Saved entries
(begin)

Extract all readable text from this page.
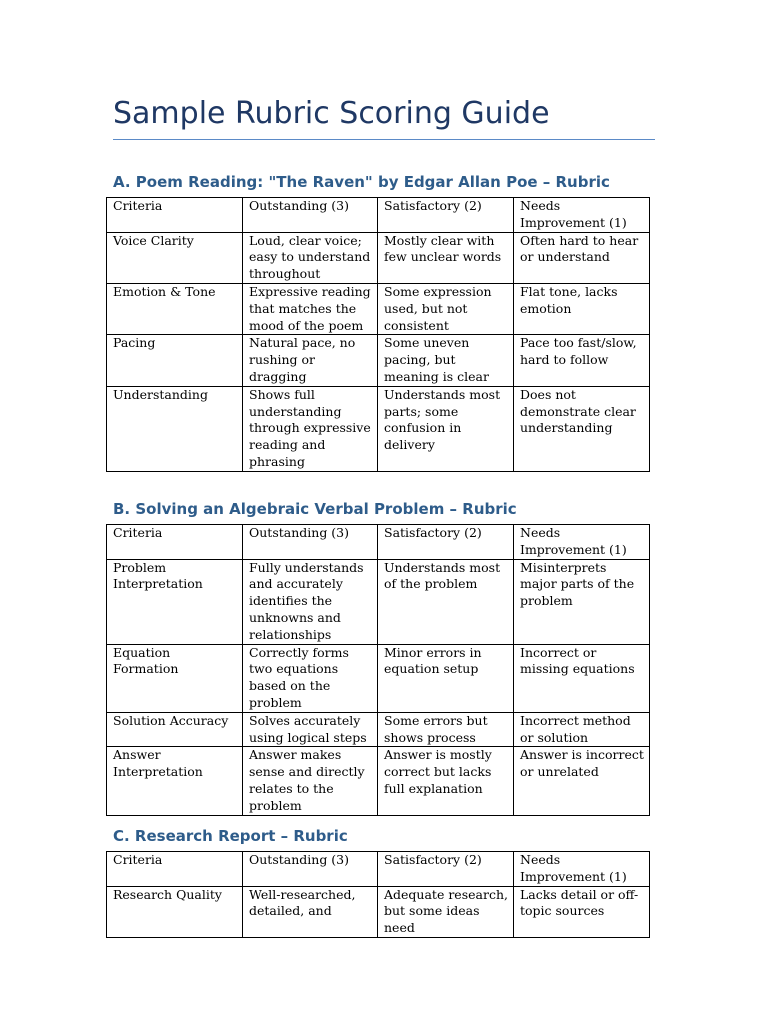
Sample Rubric Scoring Guide
A. Poem Reading: "The Raven" by Edgar Allan Poe – Rubric
Criteria	Outstanding (3)	Satisfactory (2)	Needs Improvement (1)
Voice Clarity	Loud, clear voice; easy to understand throughout	Mostly clear with few unclear words	Often hard to hear or understand
Emotion & Tone	Expressive reading that matches the mood of the poem	Some expression used, but not consistent	Flat tone, lacks emotion
Pacing	Natural pace, no rushing or dragging	Some uneven pacing, but meaning is clear	Pace too fast/slow, hard to follow
Understanding	Shows full understanding through expressive reading and phrasing	Understands most parts; some confusion in delivery	Does not demonstrate clear understanding
B. Solving an Algebraic Verbal Problem – Rubric
Criteria	Outstanding (3)	Satisfactory (2)	Needs Improvement (1)
Problem Interpretation	Fully understands and accurately identifies the unknowns and relationships	Understands most of the problem	Misinterprets major parts of the problem
Equation Formation	Correctly forms two equations based on the problem	Minor errors in equation setup	Incorrect or missing equations
Solution Accuracy	Solves accurately using logical steps	Some errors but shows process	Incorrect method or solution
Answer Interpretation	Answer makes sense and directly relates to the problem	Answer is mostly correct but lacks full explanation	Answer is incorrect or unrelated
C. Research Report – Rubric
Criteria	Outstanding (3)	Satisfactory (2)	Needs Improvement (1)
Research Quality	Well-researched, detailed, and	Adequate research, but some ideas need	Lacks detail or off-topic sources
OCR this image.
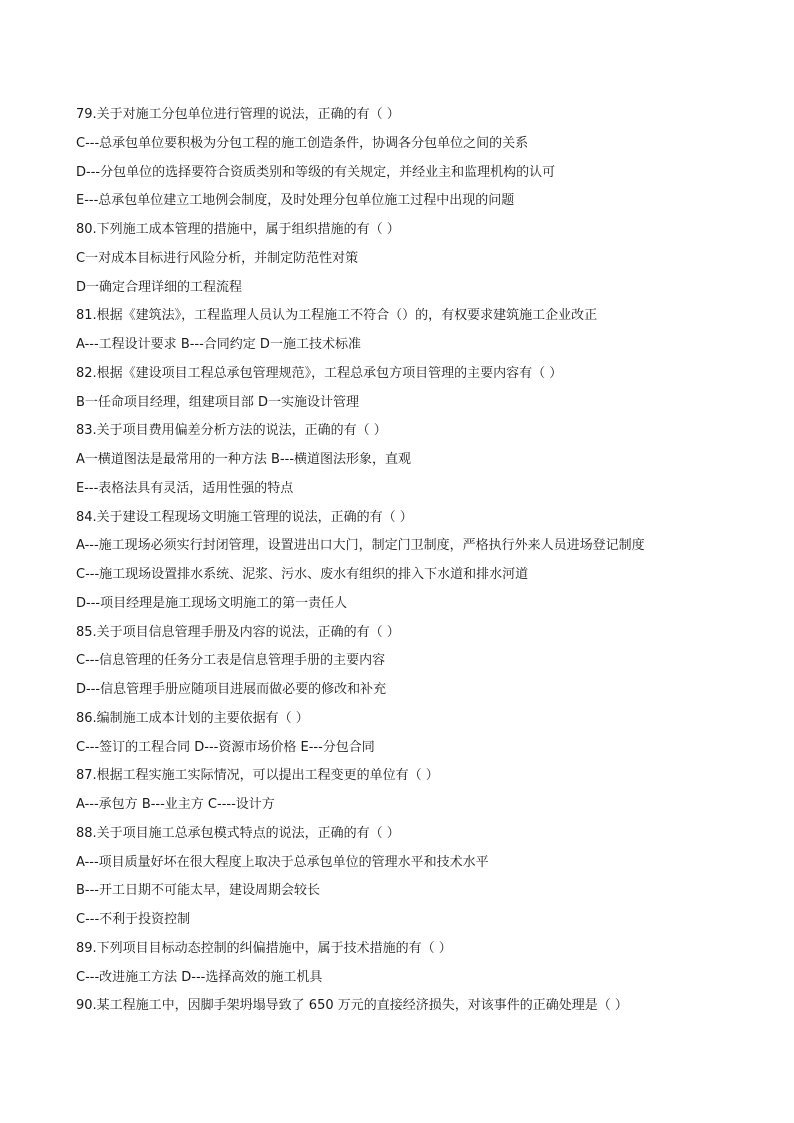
79.关于对施工分包单位进行管理的说法，正确的有（ ）
C---总承包单位要积极为分包工程的施工创造条件，协调各分包单位之间的关系
D---分包单位的选择要符合资质类别和等级的有关规定，并经业主和监理机构的认可
E---总承包单位建立工地例会制度，及时处理分包单位施工过程中出现的问题
80.下列施工成本管理的措施中，属于组织措施的有（ ）
C一对成本目标进行风险分析，并制定防范性对策
D一确定合理详细的工程流程
81.根据《建筑法》，工程监理人员认为工程施工不符合（）的，有权要求建筑施工企业改正
A---工程设计要求 B---合同约定 D一施工技术标准
82.根据《建设项目工程总承包管理规范》，工程总承包方项目管理的主要内容有（ ）
B一任命项目经理，组建项目部 D一实施设计管理
83.关于项目费用偏差分析方法的说法，正确的有（ ）
A一横道图法是最常用的一种方法 B---横道图法形象，直观
E---表格法具有灵活，适用性强的特点
84.关于建设工程现场文明施工管理的说法，正确的有（ ）
A---施工现场必须实行封闭管理，设置进出口大门，制定门卫制度，严格执行外来人员进场登记制度
C---施工现场设置排水系统、泥浆、污水、废水有组织的排入下水道和排水河道
D---项目经理是施工现场文明施工的第一责任人
85.关于项目信息管理手册及内容的说法，正确的有（ ）
C---信息管理的任务分工表是信息管理手册的主要内容
D---信息管理手册应随项目进展而做必要的修改和补充
86.编制施工成本计划的主要依据有（ ）
C---签订的工程合同 D---资源市场价格 E---分包合同
87.根据工程实施工实际情况，可以提出工程变更的单位有（ ）
A---承包方 B---业主方 C----设计方
88.关于项目施工总承包模式特点的说法，正确的有（ ）
A---项目质量好坏在很大程度上取决于总承包单位的管理水平和技术水平
B---开工日期不可能太早，建设周期会较长
C---不利于投资控制
89.下列项目目标动态控制的纠偏措施中，属于技术措施的有（ ）
C---改进施工方法 D---选择高效的施工机具
90.某工程施工中，因脚手架坍塌导致了 650 万元的直接经济损失，对该事件的正确处理是（ ）
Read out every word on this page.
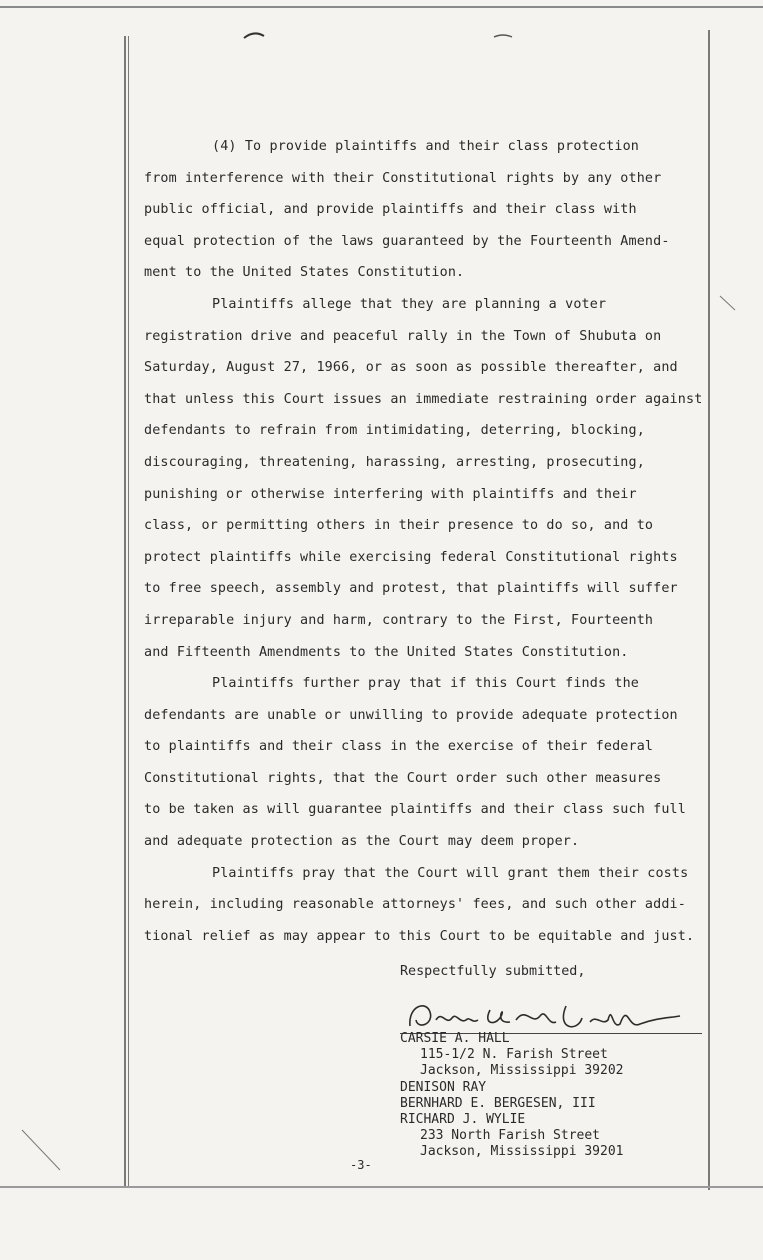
(4) To provide plaintiffs and their class protection
from interference with their Constitutional rights by any other
public official, and provide plaintiffs and their class with
equal protection of the laws guaranteed by the Fourteenth Amend-
ment to the United States Constitution.
Plaintiffs allege that they are planning a voter
registration drive and peaceful rally in the Town of Shubuta on
Saturday, August 27, 1966, or as soon as possible thereafter, and
that unless this Court issues an immediate restraining order against
defendants to refrain from intimidating, deterring, blocking,
discouraging, threatening, harassing, arresting, prosecuting,
punishing or otherwise interfering with plaintiffs and their
class, or permitting others in their presence to do so, and to
protect plaintiffs while exercising federal Constitutional rights
to free speech, assembly and protest, that plaintiffs will suffer
irreparable injury and harm, contrary to the First, Fourteenth
and Fifteenth Amendments to the United States Constitution.
Plaintiffs further pray that if this Court finds the
defendants are unable or unwilling to provide adequate protection
to plaintiffs and their class in the exercise of their federal
Constitutional rights, that the Court order such other measures
to be taken as will guarantee plaintiffs and their class such full
and adequate protection as the Court may deem proper.
Plaintiffs pray that the Court will grant them their costs
herein, including reasonable attorneys' fees, and such other addi-
tional relief as may appear to this Court to be equitable and just.
Respectfully submitted,
CARSIE A. HALL
115-1/2 N. Farish Street
Jackson, Mississippi 39202
DENISON RAY
BERNHARD E. BERGESEN, III
RICHARD J. WYLIE
233 North Farish Street
Jackson, Mississippi 39201
-3-
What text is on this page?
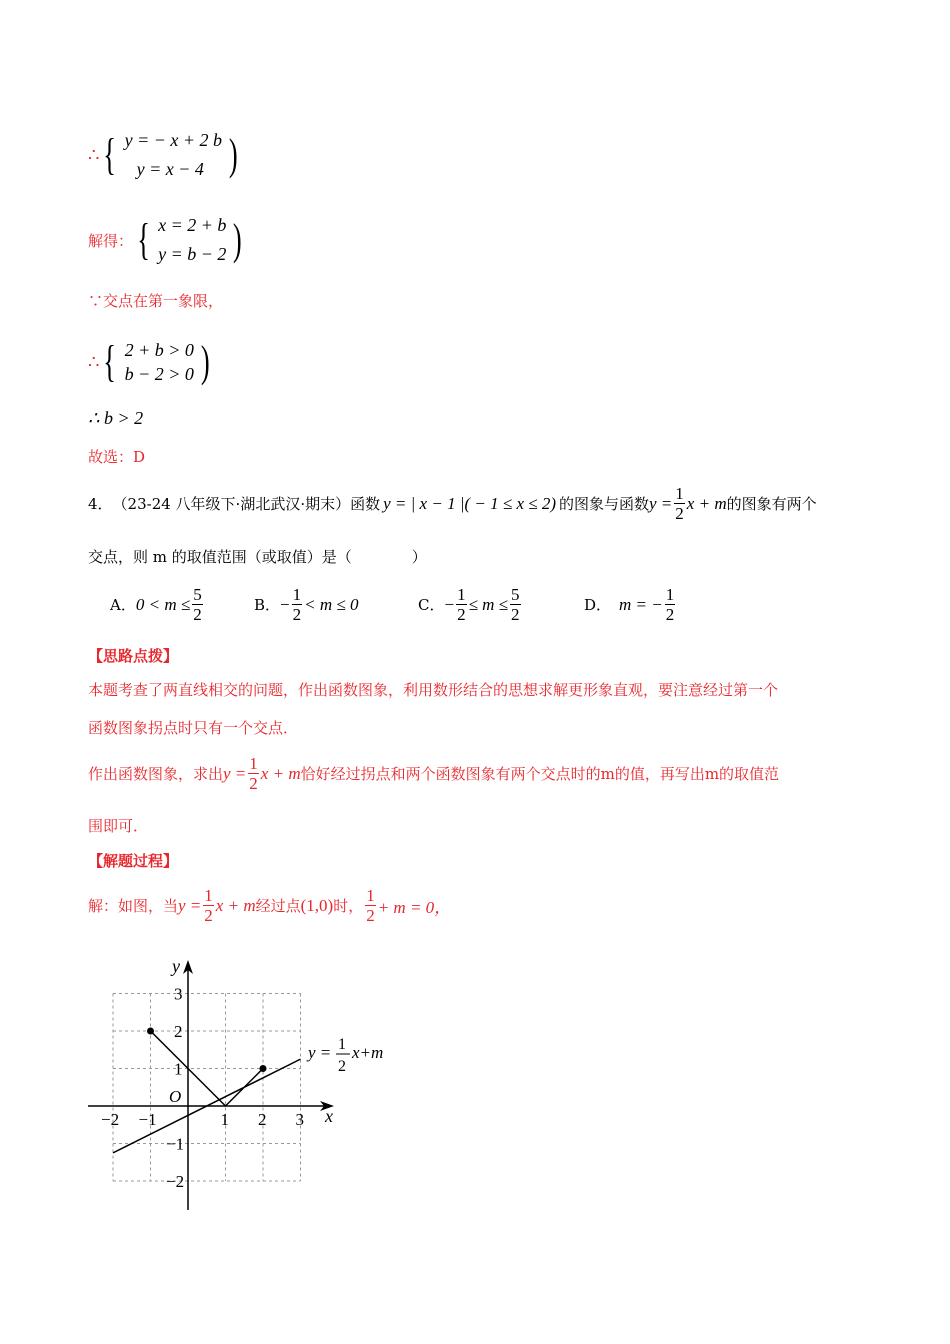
∴ { y = − x + 2 b
y = x − 4 )
解得： { x = 2 + b
y = b − 2 )
∵交点在第一象限，
∴ { 2 + b > 0
b − 2 > 0 )
∴ b > 2
故选：D
4． （23-24 八年级下·湖北武汉·期末）函数 y = | x − 1 |( − 1 ≤ x ≤ 2) 的图象与函数 $y = \frac{1}{2}$ x + m 的图象有两个
交点，则 m 的取值范围（或取值）是（　　　　）
A． $0 < m \le \frac{5}{2}$	B． − $\frac{1}{2} < m \le 0$	C． − $\frac{1}{2} \le m \le \frac{5}{2}$	D． m = − $\frac{1}{2}$
【思路点拨】
本题考查了两直线相交的问题，作出函数图象，利用数形结合的思想求解更形象直观，要注意经过第一个
函数图象拐点时只有一个交点．
作出函数图象，求出 $y = \frac{1}{2}$ x + m 恰好经过拐点和两个函数图象有两个交点时的m的值，再写出m的取值范
围即可．
【解题过程】
解：如图，当 $y = \frac{1}{2}$ x + m 经过点 (1,0) 时， $\frac{1}{2} + m = 0$，
x
y
O
−2 −1	1 2 3
3
2
1
−1
−2
y = 1
2
x+m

(end)

Requirement: Copy out every line of the listing that includes the string "Farish".

Full output:
115-1/2 N. Farish Street
233 North Farish Street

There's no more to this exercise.